— Begin DATA IN THIS EXERCISE —
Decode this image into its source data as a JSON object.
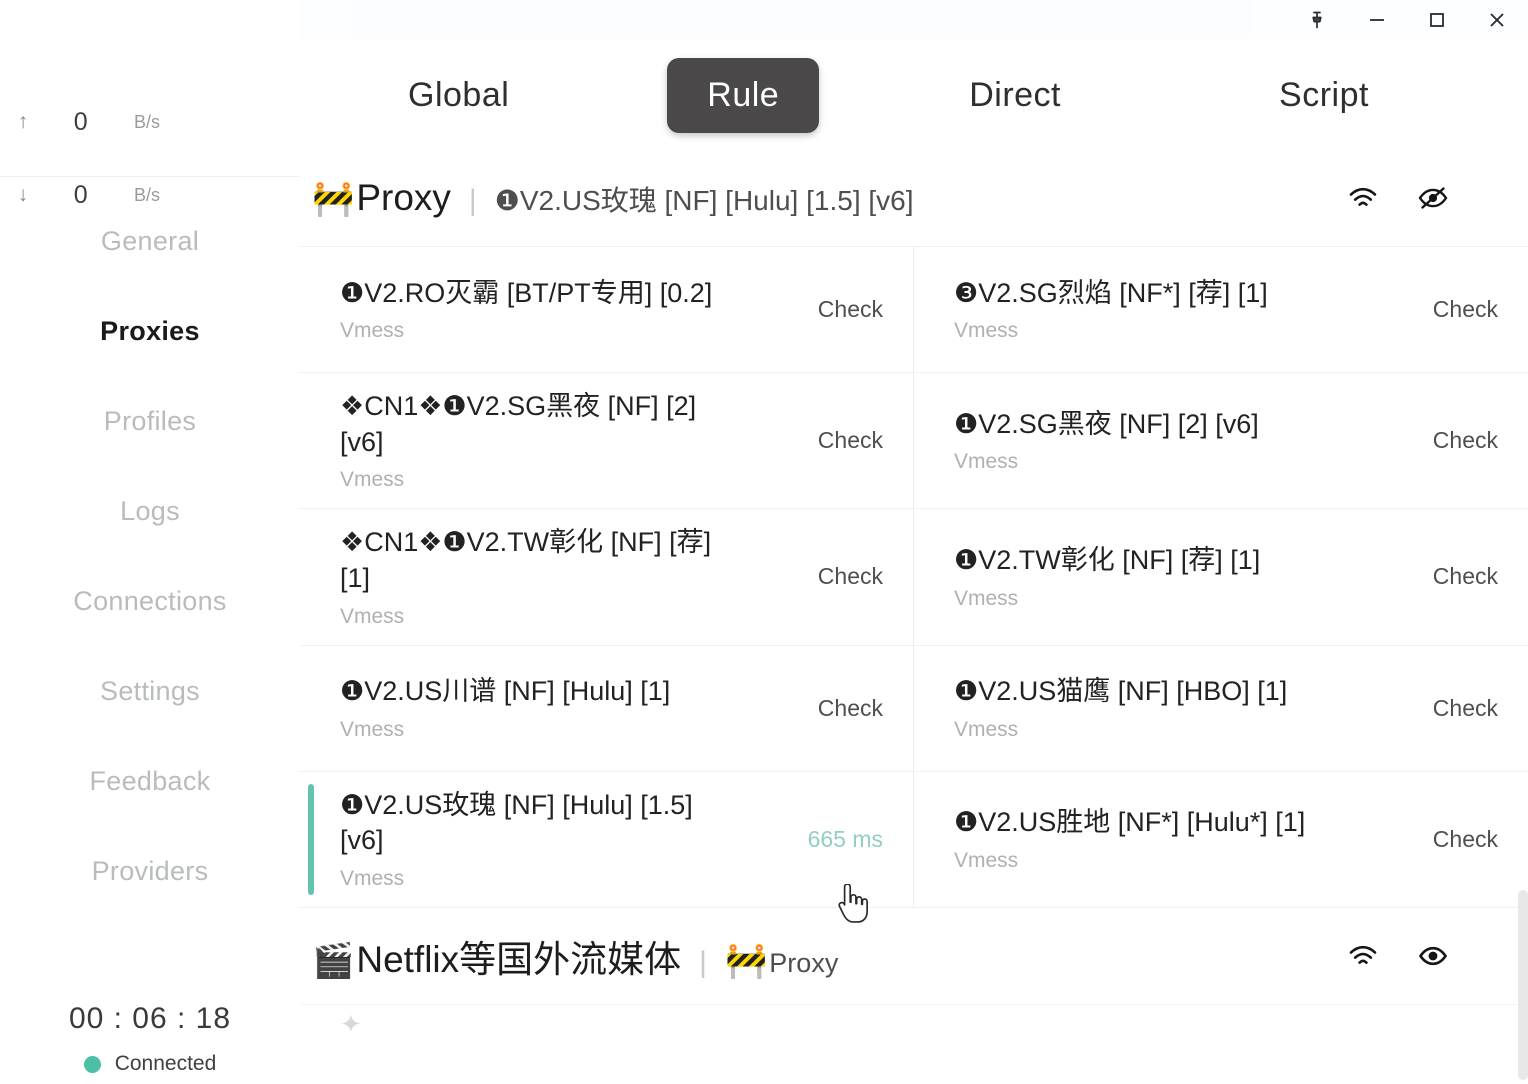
{
  "window": {
    "controls": [
      {
        "name": "pin",
        "label": "Pin"
      },
      {
        "name": "minimize",
        "label": "Minimize"
      },
      {
        "name": "maximize",
        "label": "Maximize"
      },
      {
        "name": "close",
        "label": "Close"
      }
    ]
  },
  "sidebar": {
    "speed": {
      "upload": {
        "arrow": "↑",
        "value": "0",
        "unit": "B/s"
      },
      "download": {
        "arrow": "↓",
        "value": "0",
        "unit": "B/s"
      }
    },
    "items": [
      {
        "label": "General",
        "active": false
      },
      {
        "label": "Proxies",
        "active": true
      },
      {
        "label": "Profiles",
        "active": false
      },
      {
        "label": "Logs",
        "active": false
      },
      {
        "label": "Connections",
        "active": false
      },
      {
        "label": "Settings",
        "active": false
      },
      {
        "label": "Feedback",
        "active": false
      },
      {
        "label": "Providers",
        "active": false
      }
    ],
    "status": {
      "timer": "00 : 06 : 18",
      "connection": "Connected",
      "dot_color": "#4cc0a5"
    }
  },
  "modes": {
    "tabs": [
      {
        "label": "Global",
        "active": false
      },
      {
        "label": "Rule",
        "active": true
      },
      {
        "label": "Direct",
        "active": false
      },
      {
        "label": "Script",
        "active": false
      }
    ],
    "active_color": "#4a4848"
  },
  "groups": [
    {
      "emoji": "🚧",
      "name": "Proxy",
      "separator": "|",
      "current": "❶V2.US玫瑰 [NF] [Hulu] [1.5] [v6]",
      "speedtest_icon": "wifi-icon",
      "visibility_icon": "eye-off-icon",
      "expanded": true,
      "proxies": [
        {
          "name": "❶V2.RO灭霸 [BT/PT专用] [0.2]",
          "type": "Vmess",
          "latency": "Check",
          "selected": false
        },
        {
          "name": "❸V2.SG烈焰 [NF*] [荐] [1]",
          "type": "Vmess",
          "latency": "Check",
          "selected": false
        },
        {
          "name": "❖CN1❖❶V2.SG黑夜 [NF] [2] [v6]",
          "type": "Vmess",
          "latency": "Check",
          "selected": false
        },
        {
          "name": "❶V2.SG黑夜 [NF] [2] [v6]",
          "type": "Vmess",
          "latency": "Check",
          "selected": false
        },
        {
          "name": "❖CN1❖❶V2.TW彰化 [NF] [荐] [1]",
          "type": "Vmess",
          "latency": "Check",
          "selected": false
        },
        {
          "name": "❶V2.TW彰化 [NF] [荐] [1]",
          "type": "Vmess",
          "latency": "Check",
          "selected": false
        },
        {
          "name": "❶V2.US川谱 [NF] [Hulu] [1]",
          "type": "Vmess",
          "latency": "Check",
          "selected": false
        },
        {
          "name": "❶V2.US猫鹰 [NF] [HBO] [1]",
          "type": "Vmess",
          "latency": "Check",
          "selected": false
        },
        {
          "name": "❶V2.US玫瑰 [NF] [Hulu] [1.5] [v6]",
          "type": "Vmess",
          "latency": "665 ms",
          "selected": true
        },
        {
          "name": "❶V2.US胜地 [NF*] [Hulu*] [1]",
          "type": "Vmess",
          "latency": "Check",
          "selected": false
        }
      ]
    },
    {
      "emoji": "🎬",
      "name": "Netflix等国外流媒体",
      "separator": "|",
      "current_emoji": "🚧",
      "current": "Proxy",
      "speedtest_icon": "wifi-icon",
      "visibility_icon": "eye-icon",
      "expanded": false,
      "proxies": []
    }
  ]
}
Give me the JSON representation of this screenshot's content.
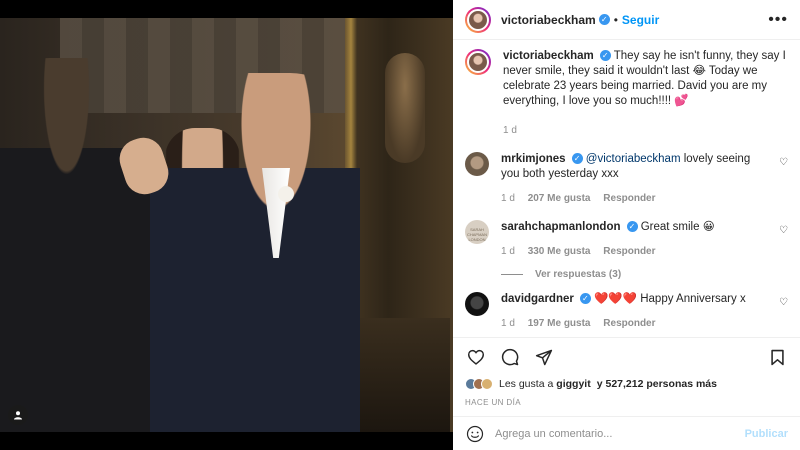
— End DATA IN THIS EXERCISE —
INSTRUCTION - Repeat each entry exactly as given; no pictures belong in the copy.

THE RESPONSE -
Decode this image into its source data as a JSON object.
{
  "window": {
    "controls": [
      {
        "name": "pin",
        "label": "Pin"
      },
      {
        "name": "minimize",
        "label": "Minimize"
      },
      {
        "name": "maximize",
        "label": "Maximize"
      },
      {
        "name": "close",
        "label": "Close"
      }
    ]
  },
  "sidebar": {
    "speed": {
      "upload": {
        "arrow": "↑",
        "value": "0",
        "unit": "B/s"
      },
      "download": {
        "arrow": "↓",
        "value": "0",
        "unit": "B/s"
      }
    },
    "items": [
      {
        "label": "General",
        "active": false
      },
      {
        "label": "Proxies",
        "active": true
      },
      {
        "label": "Profiles",
        "active": false
      },
      {
        "label": "Logs",
        "active": false
      },
      {
        "label": "Connections",
        "active": false
      },
      {
        "label": "Settings",
        "active": false
      },
      {
        "label": "Feedback",
        "active": false
      },
      {
        "label": "Providers",
        "active": false
      }
    ],
    "status": {
      "timer": "00 : 06 : 18",
      "connection": "Connected",
      "dot_color": "#4cc0a5"
    }
  },
  "modes": {
    "tabs": [
      {
        "label": "Global",
        "active": false
      },
      {
        "label": "Rule",
        "active": true
      },
      {
        "label": "Direct",
        "active": false
      },
      {
        "label": "Script",
        "active": false
      }
    ],
    "active_color": "#4a4848"
  },
  "groups": [
    {
      "emoji": "🚧",
      "name": "Proxy",
      "separator": "|",
      "current": "❶V2.US玫瑰 [NF] [Hulu] [1.5] [v6]",
      "speedtest_icon": "wifi-icon",
      "visibility_icon": "eye-off-icon",
      "expanded": true,
      "proxies": [
        {
          "name": "❶V2.RO灭霸 [BT/PT专用] [0.2]",
          "type": "Vmess",
          "latency": "Check",
          "selected": false
        },
        {
          "name": "❸V2.SG烈焰 [NF*] [荐] [1]",
          "type": "Vmess",
          "latency": "Check",
          "selected": false
        },
        {
          "name": "❖CN1❖❶V2.SG黑夜 [NF] [2] [v6]",
          "type": "Vmess",
          "latency": "Check",
          "selected": false
        },
        {
          "name": "❶V2.SG黑夜 [NF] [2] [v6]",
          "type": "Vmess",
          "latency": "Check",
          "selected": false
        },
        {
          "name": "❖CN1❖❶V2.TW彰化 [NF] [荐] [1]",
          "type": "Vmess",
          "latency": "Check",
          "selected": false
        },
        {
          "name": "❶V2.TW彰化 [NF] [荐] [1]",
          "type": "Vmess",
          "latency": "Check",
          "selected": false
        },
        {
          "name": "❶V2.US川谱 [NF] [Hulu] [1]",
          "type": "Vmess",
          "latency": "Check",
          "selected": false
        },
        {
          "name": "❶V2.US猫鹰 [NF] [HBO] [1]",
          "type": "Vmess",
          "latency": "Check",
          "selected": false
        },
        {
          "name": "❶V2.US玫瑰 [NF] [Hulu] [1.5] [v6]",
          "type": "Vmess",
          "latency": "665 ms",
          "selected": true
        },
        {
          "name": "❶V2.US胜地 [NF*] [Hulu*] [1]",
          "type": "Vmess",
          "latency": "Check",
          "selected": false
        }
      ]
    },
    {
      "emoji": "🎬",
      "name": "Netflix等国外流媒体",
      "separator": "|",
      "current_emoji": "🚧",
      "current": "Proxy",
      "speedtest_icon": "wifi-icon",
      "visibility_icon": "eye-icon",
      "expanded": false,
      "proxies": []
    }
  ]
}
Give me the JSON representation of this screenshot's content.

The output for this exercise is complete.